Recorded data>

════

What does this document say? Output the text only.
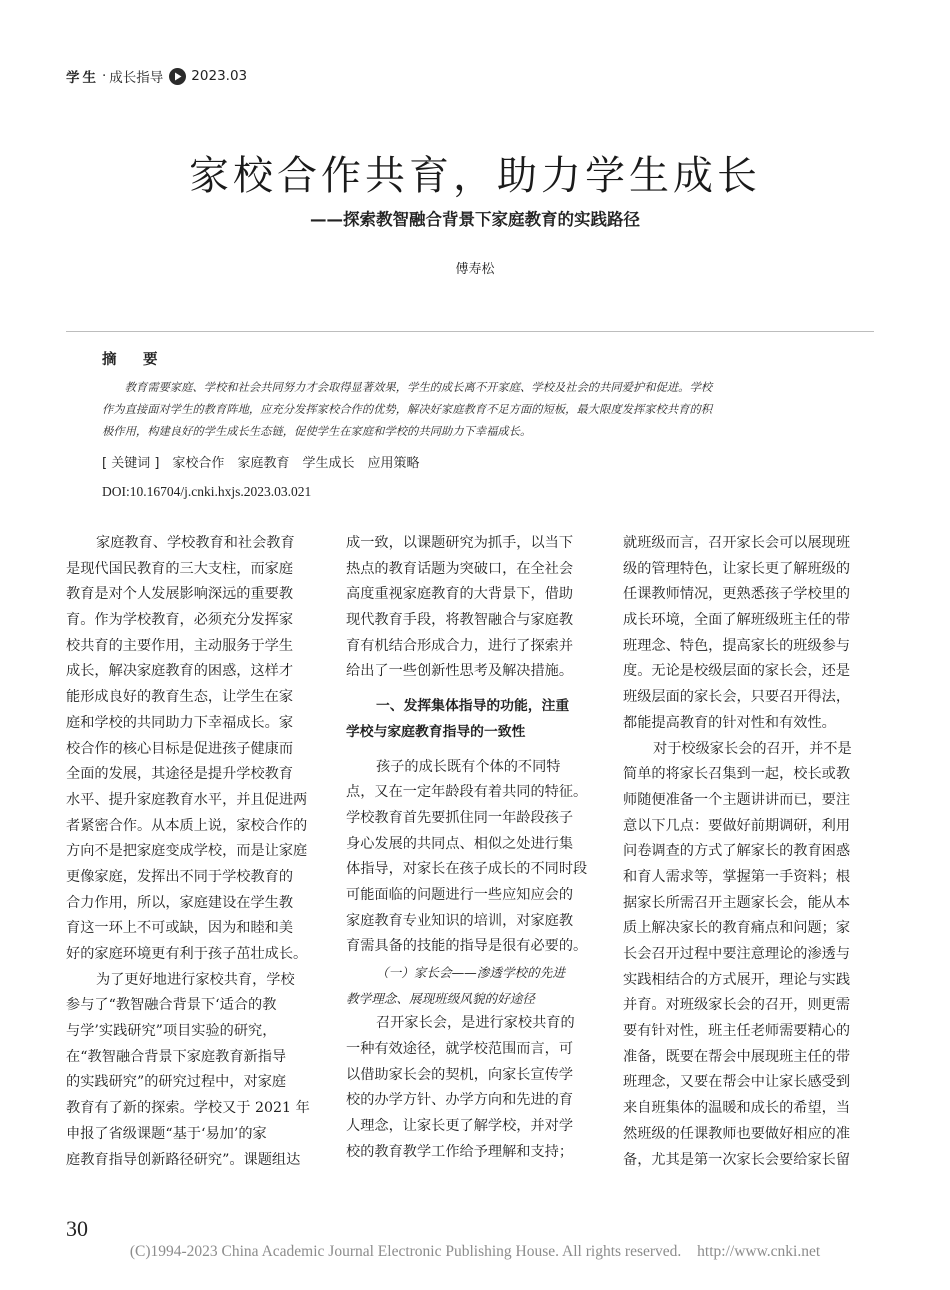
学生 · 成长指导 2023.03
家校合作共育，助力学生成长
——探索教智融合背景下家庭教育的实践路径
傅寿松
摘　要
　　教育需要家庭、学校和社会共同努力才会取得显著效果，学生的成长离不开家庭、学校及社会的共同爱护和促进。学校
作为直接面对学生的教育阵地，应充分发挥家校合作的优势，解决好家庭教育不足方面的短板，最大限度发挥家校共育的积
极作用，构建良好的学生成长生态链，促使学生在家庭和学校的共同助力下幸福成长。
[ 关键词 ] 家校合作 家庭教育 学生成长 应用策略
DOI:10.16704/j.cnki.hxjs.2023.03.021
家庭教育、学校教育和社会教育
是现代国民教育的三大支柱，而家庭
教育是对个人发展影响深远的重要教
育。作为学校教育，必须充分发挥家
校共育的主要作用，主动服务于学生
成长，解决家庭教育的困惑，这样才
能形成良好的教育生态，让学生在家
庭和学校的共同助力下幸福成长。家
校合作的核心目标是促进孩子健康而
全面的发展，其途径是提升学校教育
水平、提升家庭教育水平，并且促进两
者紧密合作。从本质上说，家校合作的
方向不是把家庭变成学校，而是让家庭
更像家庭，发挥出不同于学校教育的
合力作用，所以，家庭建设在学生教
育这一环上不可或缺，因为和睦和美
好的家庭环境更有利于孩子茁壮成长。
为了更好地进行家校共育，学校
参与了“教智融合背景下‘适合的教
与学’实践研究”项目实验的研究，
在“教智融合背景下家庭教育新指导
的实践研究”的研究过程中，对家庭
教育有了新的探索。学校又于 2021 年
申报了省级课题“基于‘易加’的家
庭教育指导创新路径研究”。课题组达
成一致，以课题研究为抓手，以当下
热点的教育话题为突破口，在全社会
高度重视家庭教育的大背景下，借助
现代教育手段，将教智融合与家庭教
育有机结合形成合力，进行了探索并
给出了一些创新性思考及解决措施。
一、发挥集体指导的功能，注重
学校与家庭教育指导的一致性
孩子的成长既有个体的不同特
点，又在一定年龄段有着共同的特征。
学校教育首先要抓住同一年龄段孩子
身心发展的共同点、相似之处进行集
体指导，对家长在孩子成长的不同时段
可能面临的问题进行一些应知应会的
家庭教育专业知识的培训，对家庭教
育需具备的技能的指导是很有必要的。
（一）家长会——渗透学校的先进
教学理念、展现班级风貌的好途径
召开家长会，是进行家校共育的
一种有效途径，就学校范围而言，可
以借助家长会的契机，向家长宣传学
校的办学方针、办学方向和先进的育
人理念，让家长更了解学校，并对学
校的教育教学工作给予理解和支持；
就班级而言，召开家长会可以展现班
级的管理特色，让家长更了解班级的
任课教师情况，更熟悉孩子学校里的
成长环境，全面了解班级班主任的带
班理念、特色，提高家长的班级参与
度。无论是校级层面的家长会，还是
班级层面的家长会，只要召开得法，
都能提高教育的针对性和有效性。
对于校级家长会的召开，并不是
简单的将家长召集到一起，校长或教
师随便准备一个主题讲讲而已，要注
意以下几点：要做好前期调研，利用
问卷调查的方式了解家长的教育困惑
和育人需求等，掌握第一手资料；根
据家长所需召开主题家长会，能从本
质上解决家长的教育痛点和问题；家
长会召开过程中要注意理论的渗透与
实践相结合的方式展开，理论与实践
并育。对班级家长会的召开，则更需
要有针对性，班主任老师需要精心的
准备，既要在帮会中展现班主任的带
班理念，又要在帮会中让家长感受到
来自班集体的温暖和成长的希望，当
然班级的任课教师也要做好相应的准
备，尤其是第一次家长会要给家长留
30
(C)1994-2023 China Academic Journal Electronic Publishing House. All rights reserved. http://www.cnki.net
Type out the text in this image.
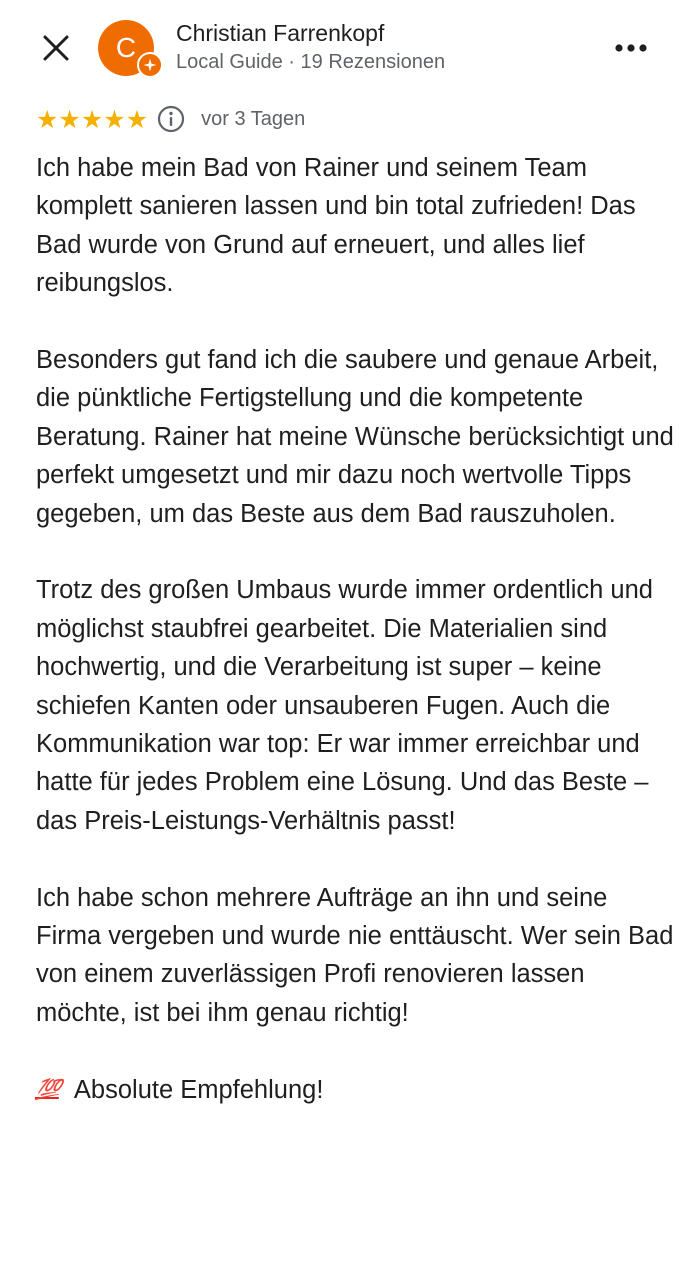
C Christian Farrenkopf
Local Guide · 19 Rezensionen
★ ★ ★ ★ ★	vor 3 Tagen

Ich habe mein Bad von Rainer und seinem Team komplett sanieren lassen und bin total zufrieden! Das Bad wurde von Grund auf erneuert, und alles lief reibungslos.

Besonders gut fand ich die saubere und genaue Arbeit, die pünktliche Fertigstellung und die kompetente Beratung. Rainer hat meine Wünsche berücksichtigt und perfekt umgesetzt und mir dazu noch wertvolle Tipps gegeben, um das Beste aus dem Bad rauszuholen.

Trotz des großen Umbaus wurde immer ordentlich und möglichst staubfrei gearbeitet. Die Materialien sind hochwertig, und die Verarbeitung ist super – keine schiefen Kanten oder unsauberen Fugen. Auch die Kommunikation war top: Er war immer erreichbar und hatte für jedes Problem eine Lösung. Und das Beste – das Preis-Leistungs-Verhältnis passt!

Ich habe schon mehrere Aufträge an ihn und seine Firma vergeben und wurde nie enttäuscht. Wer sein Bad von einem zuverlässigen Profi renovieren lassen möchte, ist bei ihm genau richtig!

💯 Absolute Empfehlung!
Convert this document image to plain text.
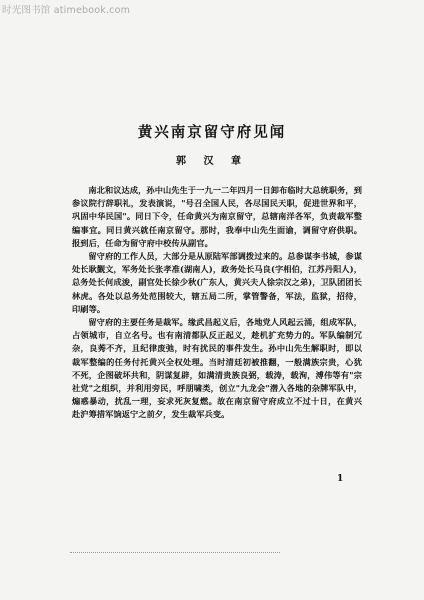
时光图书馆 atimebook.com
黄兴南京留守府见闻
郭 汉 章

南北和议达成，孙中山先生于一九一二年四月一日卸布临时大总统职务，到参议院行辞职礼，发表演说，"号召全国人民，各尽国民天职，促进世界和平，巩固中华民国"。同日下令，任命黄兴为南京留守，总辖南洋各军，负责裁军整编事宜。同日黄兴就任南京留守。那时，我奉中山先生面谕，调留守府供职。报到后，任命为留守府中校传从副官。

留守府的工作人员，大部分是从原陆军部调拨过来的。总参谋李书城，参谋处长耿觐文，军务处长张孝准(湖南人)，政务处长马良(字相伯，江苏丹阳人)，总务处长何成浚，副官处长徐少秋(广东人，黄兴夫人徐宗汉之弟)，卫队团团长林虎。各处以总务处范围较大，辖五局二所，掌管警备，军法，监狱，招待，印刷等。

留守府的主要任务是裁军。缘武昌起义后，各地党人风起云涌，组成军队，占领城市，自立名号。也有南清都队反正起义，趁机扩充势力的。军队编制冗杂，良莠不齐，且纪律废弛，时有扰民的事件发生。孙中山先生解职时，即以裁军整编的任务付托黄兴全权处理。当时清廷初被推翻，一般满族宗贵，心犹不死，企图破坏共和，阴谋复辟，如满清贵族良弼，载涛，载洵，溥伟等有"宗社党"之组织，并利用旁民，呼朋啸类，创立"九龙会"潜入各地的杂牌军队中，煽惑暴动，扰乱一理，妄求死灰复燃。故在南京留守府成立不过十日，在黄兴赴沪筹措军饷返宁之前夕，发生裁军兵变。

1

════

Task to complete> Within the entries above, report how many lines include "lassen", and keep the answer to the number.

Task response> 2